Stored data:
____________

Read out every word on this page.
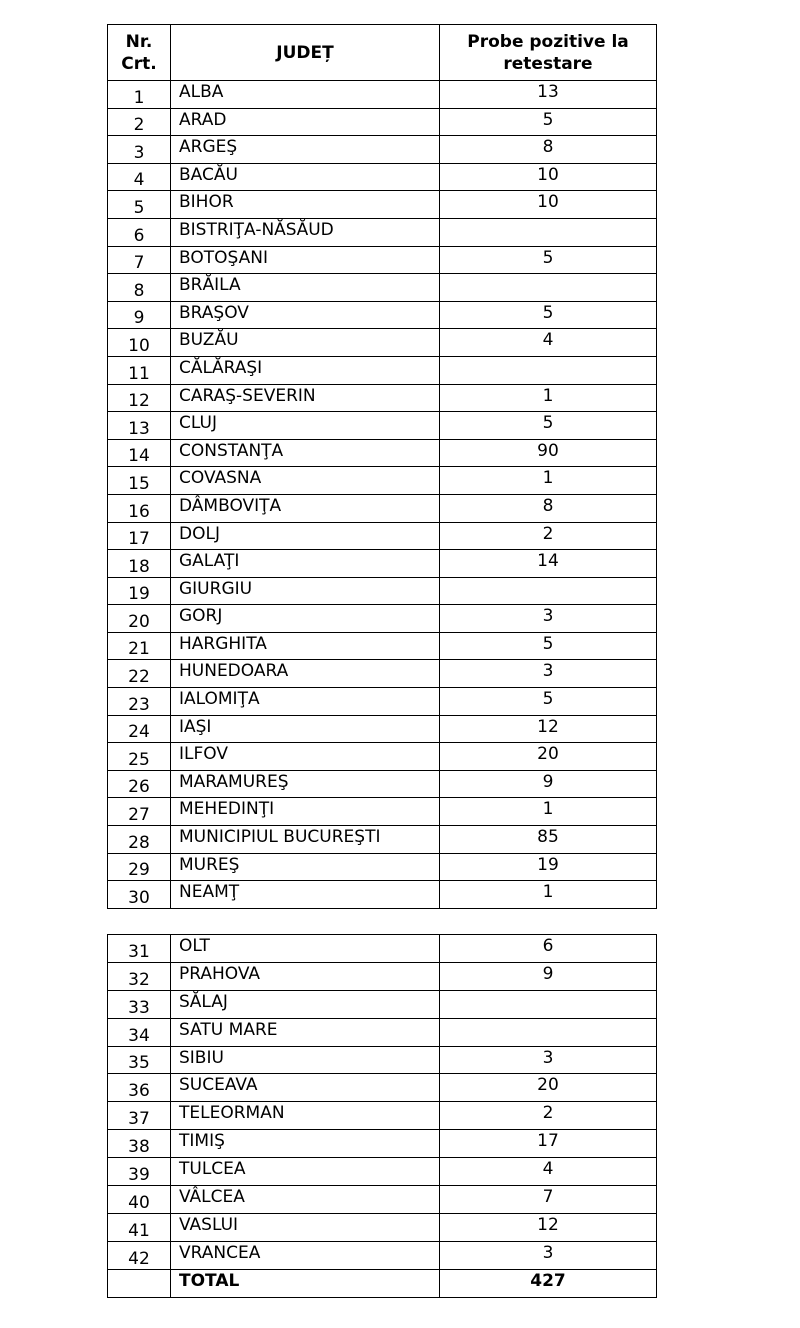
Nr.
Crt.	JUDEȚ	Probe pozitive la
retestare
1	ALBA	13
2	ARAD	5
3	ARGEŞ	8
4	BACĂU	10
5	BIHOR	10
6	BISTRIŢA-NĂSĂUD	
7	BOTOŞANI	5
8	BRĂILA	
9	BRAŞOV	5
10	BUZĂU	4
11	CĂLĂRAŞI	
12	CARAŞ-SEVERIN	1
13	CLUJ	5
14	CONSTANŢA	90
15	COVASNA	1
16	DÂMBOVIŢA	8
17	DOLJ	2
18	GALAŢI	14
19	GIURGIU	
20	GORJ	3
21	HARGHITA	5
22	HUNEDOARA	3
23	IALOMIŢA	5
24	IAŞI	12
25	ILFOV	20
26	MARAMUREŞ	9
27	MEHEDINŢI	1
28	MUNICIPIUL BUCUREŞTI	85
29	MUREŞ	19
30	NEAMŢ	1
31	OLT	6
32	PRAHOVA	9
33	SĂLAJ	
34	SATU MARE	
35	SIBIU	3
36	SUCEAVA	20
37	TELEORMAN	2
38	TIMIŞ	17
39	TULCEA	4
40	VÂLCEA	7
41	VASLUI	12
42	VRANCEA	3
	TOTAL	427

____________

→ **OBJECTIVE**:
Repeat the material verbatim. Do not carry over any picture.

→ **RESULT FOR THIS TASK**:
Read out every word on this page.
Nr.
Crt.	JUDEȚ	Probe pozitive la
retestare
1	ALBA	13
2	ARAD	5
3	ARGEŞ	8
4	BACĂU	10
5	BIHOR	10
6	BISTRIŢA-NĂSĂUD	
7	BOTOŞANI	5
8	BRĂILA	
9	BRAŞOV	5
10	BUZĂU	4
11	CĂLĂRAŞI	
12	CARAŞ-SEVERIN	1
13	CLUJ	5
14	CONSTANŢA	90
15	COVASNA	1
16	DÂMBOVIŢA	8
17	DOLJ	2
18	GALAŢI	14
19	GIURGIU	
20	GORJ	3
21	HARGHITA	5
22	HUNEDOARA	3
23	IALOMIŢA	5
24	IAŞI	12
25	ILFOV	20
26	MARAMUREŞ	9
27	MEHEDINŢI	1
28	MUNICIPIUL BUCUREŞTI	85
29	MUREŞ	19
30	NEAMŢ	1
31	OLT	6
32	PRAHOVA	9
33	SĂLAJ	
34	SATU MARE	
35	SIBIU	3
36	SUCEAVA	20
37	TELEORMAN	2
38	TIMIŞ	17
39	TULCEA	4
40	VÂLCEA	7
41	VASLUI	12
42	VRANCEA	3
	TOTAL	427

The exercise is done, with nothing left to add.